● SET PROBLEM: Extract the records in full, leaving every picture out.

** START MATERIAL PROVIDED **

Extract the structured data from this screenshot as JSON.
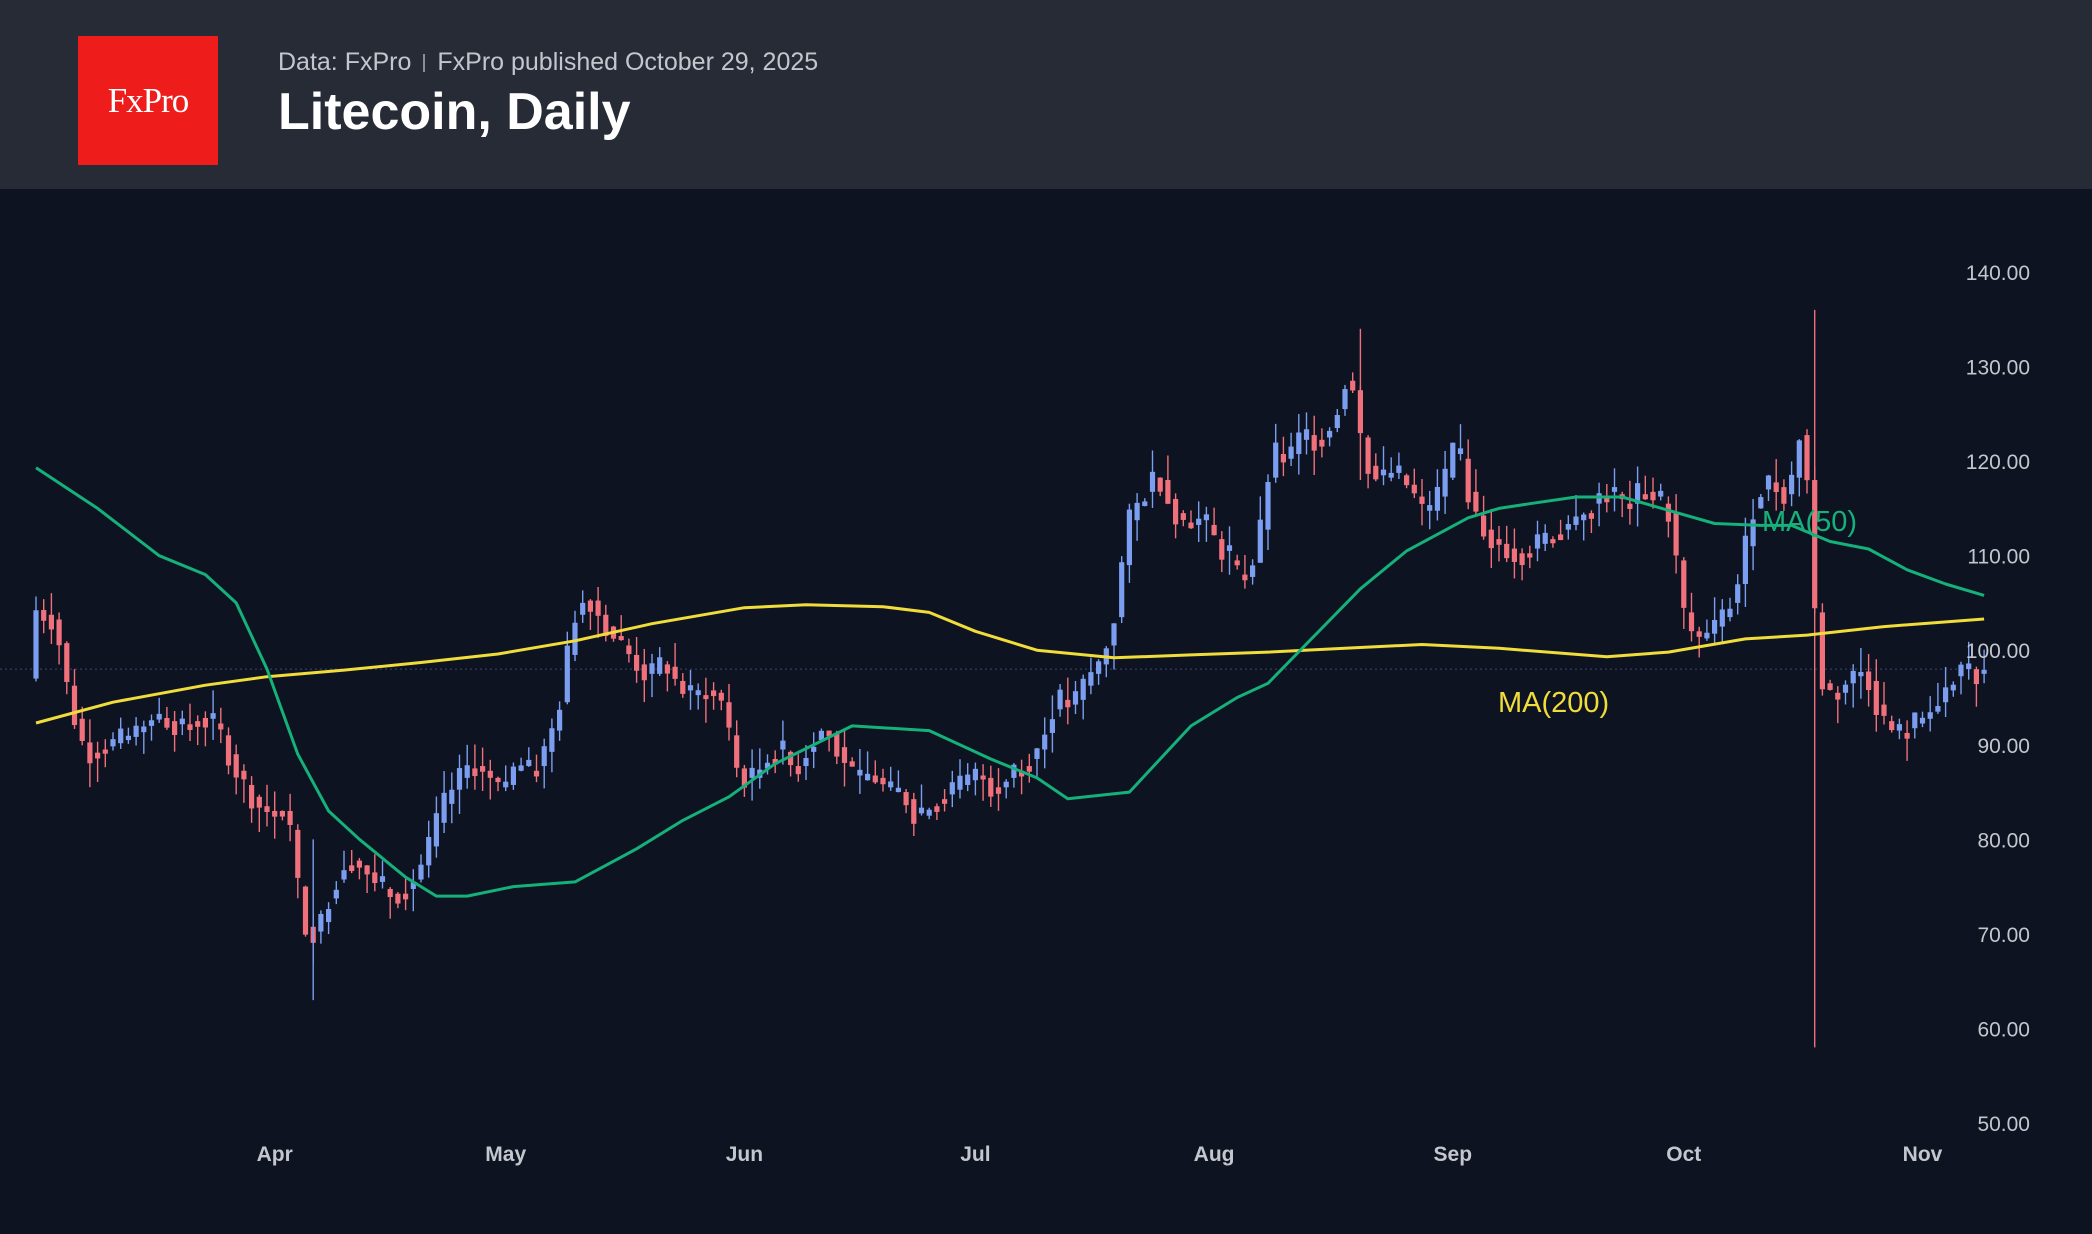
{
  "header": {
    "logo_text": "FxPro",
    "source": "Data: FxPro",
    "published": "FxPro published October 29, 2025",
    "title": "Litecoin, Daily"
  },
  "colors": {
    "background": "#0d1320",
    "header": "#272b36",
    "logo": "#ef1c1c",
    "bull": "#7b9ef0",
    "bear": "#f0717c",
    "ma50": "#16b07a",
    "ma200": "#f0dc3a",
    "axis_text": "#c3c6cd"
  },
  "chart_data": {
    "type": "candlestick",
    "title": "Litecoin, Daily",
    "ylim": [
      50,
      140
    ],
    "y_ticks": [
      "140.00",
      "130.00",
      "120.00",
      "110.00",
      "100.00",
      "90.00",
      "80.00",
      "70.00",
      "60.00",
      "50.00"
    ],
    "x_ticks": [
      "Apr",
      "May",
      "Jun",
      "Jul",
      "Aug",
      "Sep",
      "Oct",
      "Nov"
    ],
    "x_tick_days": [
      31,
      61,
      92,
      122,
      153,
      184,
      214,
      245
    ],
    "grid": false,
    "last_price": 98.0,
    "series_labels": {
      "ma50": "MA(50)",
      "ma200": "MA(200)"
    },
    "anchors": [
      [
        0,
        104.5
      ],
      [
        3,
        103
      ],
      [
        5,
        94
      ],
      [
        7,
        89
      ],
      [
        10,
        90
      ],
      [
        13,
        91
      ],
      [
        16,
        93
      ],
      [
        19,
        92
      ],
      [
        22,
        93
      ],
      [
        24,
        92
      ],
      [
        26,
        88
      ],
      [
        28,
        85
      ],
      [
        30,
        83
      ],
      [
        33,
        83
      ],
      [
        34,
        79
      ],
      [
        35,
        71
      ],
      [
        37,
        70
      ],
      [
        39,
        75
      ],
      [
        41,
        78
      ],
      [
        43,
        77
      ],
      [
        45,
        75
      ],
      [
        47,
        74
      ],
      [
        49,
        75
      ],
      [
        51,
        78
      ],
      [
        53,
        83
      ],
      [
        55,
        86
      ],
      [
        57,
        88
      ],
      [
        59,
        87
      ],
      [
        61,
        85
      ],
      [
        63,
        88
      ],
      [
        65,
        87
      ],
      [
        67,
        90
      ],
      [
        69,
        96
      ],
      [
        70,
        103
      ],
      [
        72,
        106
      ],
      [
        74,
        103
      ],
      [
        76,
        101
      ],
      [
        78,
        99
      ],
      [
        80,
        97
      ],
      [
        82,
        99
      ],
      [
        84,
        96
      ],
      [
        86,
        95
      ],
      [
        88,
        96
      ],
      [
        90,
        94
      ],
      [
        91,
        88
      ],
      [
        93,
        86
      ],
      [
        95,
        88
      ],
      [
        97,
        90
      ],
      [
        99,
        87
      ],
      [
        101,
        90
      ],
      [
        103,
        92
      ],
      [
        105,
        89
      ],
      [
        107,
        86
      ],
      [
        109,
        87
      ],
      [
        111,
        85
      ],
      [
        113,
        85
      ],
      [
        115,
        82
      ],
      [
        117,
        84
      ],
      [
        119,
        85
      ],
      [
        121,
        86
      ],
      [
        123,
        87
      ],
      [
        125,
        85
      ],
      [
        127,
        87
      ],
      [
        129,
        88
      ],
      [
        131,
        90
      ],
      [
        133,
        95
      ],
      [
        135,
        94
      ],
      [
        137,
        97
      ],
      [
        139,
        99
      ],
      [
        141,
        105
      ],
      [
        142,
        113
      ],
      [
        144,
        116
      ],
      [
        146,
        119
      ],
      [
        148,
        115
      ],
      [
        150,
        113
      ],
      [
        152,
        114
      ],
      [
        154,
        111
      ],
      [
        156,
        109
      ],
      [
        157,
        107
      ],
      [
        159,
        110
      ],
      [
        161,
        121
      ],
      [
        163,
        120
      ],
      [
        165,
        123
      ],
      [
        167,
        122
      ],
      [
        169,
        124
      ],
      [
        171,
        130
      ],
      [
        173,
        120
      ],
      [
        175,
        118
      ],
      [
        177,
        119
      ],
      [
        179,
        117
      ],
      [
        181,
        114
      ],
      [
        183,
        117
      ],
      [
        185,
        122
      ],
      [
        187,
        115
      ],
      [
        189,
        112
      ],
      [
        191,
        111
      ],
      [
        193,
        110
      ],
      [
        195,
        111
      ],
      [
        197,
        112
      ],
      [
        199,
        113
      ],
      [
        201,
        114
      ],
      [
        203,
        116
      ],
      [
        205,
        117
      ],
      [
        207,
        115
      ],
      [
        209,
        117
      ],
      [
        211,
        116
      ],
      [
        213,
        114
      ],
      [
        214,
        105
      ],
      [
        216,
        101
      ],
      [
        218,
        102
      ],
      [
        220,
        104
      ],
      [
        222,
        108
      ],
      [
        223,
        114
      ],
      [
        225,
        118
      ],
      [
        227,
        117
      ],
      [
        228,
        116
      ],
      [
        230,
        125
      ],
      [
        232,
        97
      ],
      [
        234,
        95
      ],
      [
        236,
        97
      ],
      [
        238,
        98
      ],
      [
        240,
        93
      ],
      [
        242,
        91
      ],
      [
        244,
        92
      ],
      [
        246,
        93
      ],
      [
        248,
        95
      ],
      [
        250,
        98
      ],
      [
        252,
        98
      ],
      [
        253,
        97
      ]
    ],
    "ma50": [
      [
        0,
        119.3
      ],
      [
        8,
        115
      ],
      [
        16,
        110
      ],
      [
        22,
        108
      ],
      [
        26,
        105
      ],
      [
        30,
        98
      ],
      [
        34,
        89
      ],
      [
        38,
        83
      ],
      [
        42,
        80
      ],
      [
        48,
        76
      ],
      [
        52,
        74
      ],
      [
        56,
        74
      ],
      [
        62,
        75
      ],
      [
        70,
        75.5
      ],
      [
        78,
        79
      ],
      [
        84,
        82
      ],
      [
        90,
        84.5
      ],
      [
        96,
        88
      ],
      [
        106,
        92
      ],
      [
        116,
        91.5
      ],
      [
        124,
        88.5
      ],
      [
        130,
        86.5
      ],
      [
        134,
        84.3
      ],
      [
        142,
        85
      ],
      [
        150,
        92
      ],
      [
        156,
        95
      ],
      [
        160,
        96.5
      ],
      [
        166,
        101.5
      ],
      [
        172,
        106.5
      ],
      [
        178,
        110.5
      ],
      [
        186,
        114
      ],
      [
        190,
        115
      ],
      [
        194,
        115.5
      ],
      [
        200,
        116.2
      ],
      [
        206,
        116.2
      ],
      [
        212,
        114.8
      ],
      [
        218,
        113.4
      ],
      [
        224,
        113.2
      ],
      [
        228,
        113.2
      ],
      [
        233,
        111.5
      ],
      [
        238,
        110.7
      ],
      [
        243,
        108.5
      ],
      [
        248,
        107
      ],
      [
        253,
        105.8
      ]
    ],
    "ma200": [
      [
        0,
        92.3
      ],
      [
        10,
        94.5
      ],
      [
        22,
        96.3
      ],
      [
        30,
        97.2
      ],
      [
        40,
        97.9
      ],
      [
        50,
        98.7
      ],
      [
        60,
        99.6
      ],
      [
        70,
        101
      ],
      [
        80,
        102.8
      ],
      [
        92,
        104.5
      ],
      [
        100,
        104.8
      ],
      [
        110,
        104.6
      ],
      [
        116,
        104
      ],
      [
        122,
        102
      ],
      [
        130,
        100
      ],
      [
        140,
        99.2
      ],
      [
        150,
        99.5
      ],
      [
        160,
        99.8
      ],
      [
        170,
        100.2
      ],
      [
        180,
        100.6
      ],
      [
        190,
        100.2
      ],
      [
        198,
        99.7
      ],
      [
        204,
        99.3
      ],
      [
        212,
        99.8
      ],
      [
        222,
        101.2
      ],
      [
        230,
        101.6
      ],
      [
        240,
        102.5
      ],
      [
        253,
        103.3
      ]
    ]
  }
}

** END MATERIAL PROVIDED **

● ANSWER TO THE EXERCISE:
Extract the structured data from this screenshot as JSON.
{
  "header": {
    "logo_text": "FxPro",
    "source": "Data: FxPro",
    "published": "FxPro published October 29, 2025",
    "title": "Litecoin, Daily"
  },
  "colors": {
    "background": "#0d1320",
    "header": "#272b36",
    "logo": "#ef1c1c",
    "bull": "#7b9ef0",
    "bear": "#f0717c",
    "ma50": "#16b07a",
    "ma200": "#f0dc3a",
    "axis_text": "#c3c6cd"
  },
  "chart_data": {
    "type": "candlestick",
    "title": "Litecoin, Daily",
    "ylim": [
      50,
      140
    ],
    "y_ticks": [
      "140.00",
      "130.00",
      "120.00",
      "110.00",
      "100.00",
      "90.00",
      "80.00",
      "70.00",
      "60.00",
      "50.00"
    ],
    "x_ticks": [
      "Apr",
      "May",
      "Jun",
      "Jul",
      "Aug",
      "Sep",
      "Oct",
      "Nov"
    ],
    "x_tick_days": [
      31,
      61,
      92,
      122,
      153,
      184,
      214,
      245
    ],
    "grid": false,
    "last_price": 98.0,
    "series_labels": {
      "ma50": "MA(50)",
      "ma200": "MA(200)"
    },
    "anchors": [
      [
        0,
        104.5
      ],
      [
        3,
        103
      ],
      [
        5,
        94
      ],
      [
        7,
        89
      ],
      [
        10,
        90
      ],
      [
        13,
        91
      ],
      [
        16,
        93
      ],
      [
        19,
        92
      ],
      [
        22,
        93
      ],
      [
        24,
        92
      ],
      [
        26,
        88
      ],
      [
        28,
        85
      ],
      [
        30,
        83
      ],
      [
        33,
        83
      ],
      [
        34,
        79
      ],
      [
        35,
        71
      ],
      [
        37,
        70
      ],
      [
        39,
        75
      ],
      [
        41,
        78
      ],
      [
        43,
        77
      ],
      [
        45,
        75
      ],
      [
        47,
        74
      ],
      [
        49,
        75
      ],
      [
        51,
        78
      ],
      [
        53,
        83
      ],
      [
        55,
        86
      ],
      [
        57,
        88
      ],
      [
        59,
        87
      ],
      [
        61,
        85
      ],
      [
        63,
        88
      ],
      [
        65,
        87
      ],
      [
        67,
        90
      ],
      [
        69,
        96
      ],
      [
        70,
        103
      ],
      [
        72,
        106
      ],
      [
        74,
        103
      ],
      [
        76,
        101
      ],
      [
        78,
        99
      ],
      [
        80,
        97
      ],
      [
        82,
        99
      ],
      [
        84,
        96
      ],
      [
        86,
        95
      ],
      [
        88,
        96
      ],
      [
        90,
        94
      ],
      [
        91,
        88
      ],
      [
        93,
        86
      ],
      [
        95,
        88
      ],
      [
        97,
        90
      ],
      [
        99,
        87
      ],
      [
        101,
        90
      ],
      [
        103,
        92
      ],
      [
        105,
        89
      ],
      [
        107,
        86
      ],
      [
        109,
        87
      ],
      [
        111,
        85
      ],
      [
        113,
        85
      ],
      [
        115,
        82
      ],
      [
        117,
        84
      ],
      [
        119,
        85
      ],
      [
        121,
        86
      ],
      [
        123,
        87
      ],
      [
        125,
        85
      ],
      [
        127,
        87
      ],
      [
        129,
        88
      ],
      [
        131,
        90
      ],
      [
        133,
        95
      ],
      [
        135,
        94
      ],
      [
        137,
        97
      ],
      [
        139,
        99
      ],
      [
        141,
        105
      ],
      [
        142,
        113
      ],
      [
        144,
        116
      ],
      [
        146,
        119
      ],
      [
        148,
        115
      ],
      [
        150,
        113
      ],
      [
        152,
        114
      ],
      [
        154,
        111
      ],
      [
        156,
        109
      ],
      [
        157,
        107
      ],
      [
        159,
        110
      ],
      [
        161,
        121
      ],
      [
        163,
        120
      ],
      [
        165,
        123
      ],
      [
        167,
        122
      ],
      [
        169,
        124
      ],
      [
        171,
        130
      ],
      [
        173,
        120
      ],
      [
        175,
        118
      ],
      [
        177,
        119
      ],
      [
        179,
        117
      ],
      [
        181,
        114
      ],
      [
        183,
        117
      ],
      [
        185,
        122
      ],
      [
        187,
        115
      ],
      [
        189,
        112
      ],
      [
        191,
        111
      ],
      [
        193,
        110
      ],
      [
        195,
        111
      ],
      [
        197,
        112
      ],
      [
        199,
        113
      ],
      [
        201,
        114
      ],
      [
        203,
        116
      ],
      [
        205,
        117
      ],
      [
        207,
        115
      ],
      [
        209,
        117
      ],
      [
        211,
        116
      ],
      [
        213,
        114
      ],
      [
        214,
        105
      ],
      [
        216,
        101
      ],
      [
        218,
        102
      ],
      [
        220,
        104
      ],
      [
        222,
        108
      ],
      [
        223,
        114
      ],
      [
        225,
        118
      ],
      [
        227,
        117
      ],
      [
        228,
        116
      ],
      [
        230,
        125
      ],
      [
        232,
        97
      ],
      [
        234,
        95
      ],
      [
        236,
        97
      ],
      [
        238,
        98
      ],
      [
        240,
        93
      ],
      [
        242,
        91
      ],
      [
        244,
        92
      ],
      [
        246,
        93
      ],
      [
        248,
        95
      ],
      [
        250,
        98
      ],
      [
        252,
        98
      ],
      [
        253,
        97
      ]
    ],
    "ma50": [
      [
        0,
        119.3
      ],
      [
        8,
        115
      ],
      [
        16,
        110
      ],
      [
        22,
        108
      ],
      [
        26,
        105
      ],
      [
        30,
        98
      ],
      [
        34,
        89
      ],
      [
        38,
        83
      ],
      [
        42,
        80
      ],
      [
        48,
        76
      ],
      [
        52,
        74
      ],
      [
        56,
        74
      ],
      [
        62,
        75
      ],
      [
        70,
        75.5
      ],
      [
        78,
        79
      ],
      [
        84,
        82
      ],
      [
        90,
        84.5
      ],
      [
        96,
        88
      ],
      [
        106,
        92
      ],
      [
        116,
        91.5
      ],
      [
        124,
        88.5
      ],
      [
        130,
        86.5
      ],
      [
        134,
        84.3
      ],
      [
        142,
        85
      ],
      [
        150,
        92
      ],
      [
        156,
        95
      ],
      [
        160,
        96.5
      ],
      [
        166,
        101.5
      ],
      [
        172,
        106.5
      ],
      [
        178,
        110.5
      ],
      [
        186,
        114
      ],
      [
        190,
        115
      ],
      [
        194,
        115.5
      ],
      [
        200,
        116.2
      ],
      [
        206,
        116.2
      ],
      [
        212,
        114.8
      ],
      [
        218,
        113.4
      ],
      [
        224,
        113.2
      ],
      [
        228,
        113.2
      ],
      [
        233,
        111.5
      ],
      [
        238,
        110.7
      ],
      [
        243,
        108.5
      ],
      [
        248,
        107
      ],
      [
        253,
        105.8
      ]
    ],
    "ma200": [
      [
        0,
        92.3
      ],
      [
        10,
        94.5
      ],
      [
        22,
        96.3
      ],
      [
        30,
        97.2
      ],
      [
        40,
        97.9
      ],
      [
        50,
        98.7
      ],
      [
        60,
        99.6
      ],
      [
        70,
        101
      ],
      [
        80,
        102.8
      ],
      [
        92,
        104.5
      ],
      [
        100,
        104.8
      ],
      [
        110,
        104.6
      ],
      [
        116,
        104
      ],
      [
        122,
        102
      ],
      [
        130,
        100
      ],
      [
        140,
        99.2
      ],
      [
        150,
        99.5
      ],
      [
        160,
        99.8
      ],
      [
        170,
        100.2
      ],
      [
        180,
        100.6
      ],
      [
        190,
        100.2
      ],
      [
        198,
        99.7
      ],
      [
        204,
        99.3
      ],
      [
        212,
        99.8
      ],
      [
        222,
        101.2
      ],
      [
        230,
        101.6
      ],
      [
        240,
        102.5
      ],
      [
        253,
        103.3
      ]
    ]
  }
}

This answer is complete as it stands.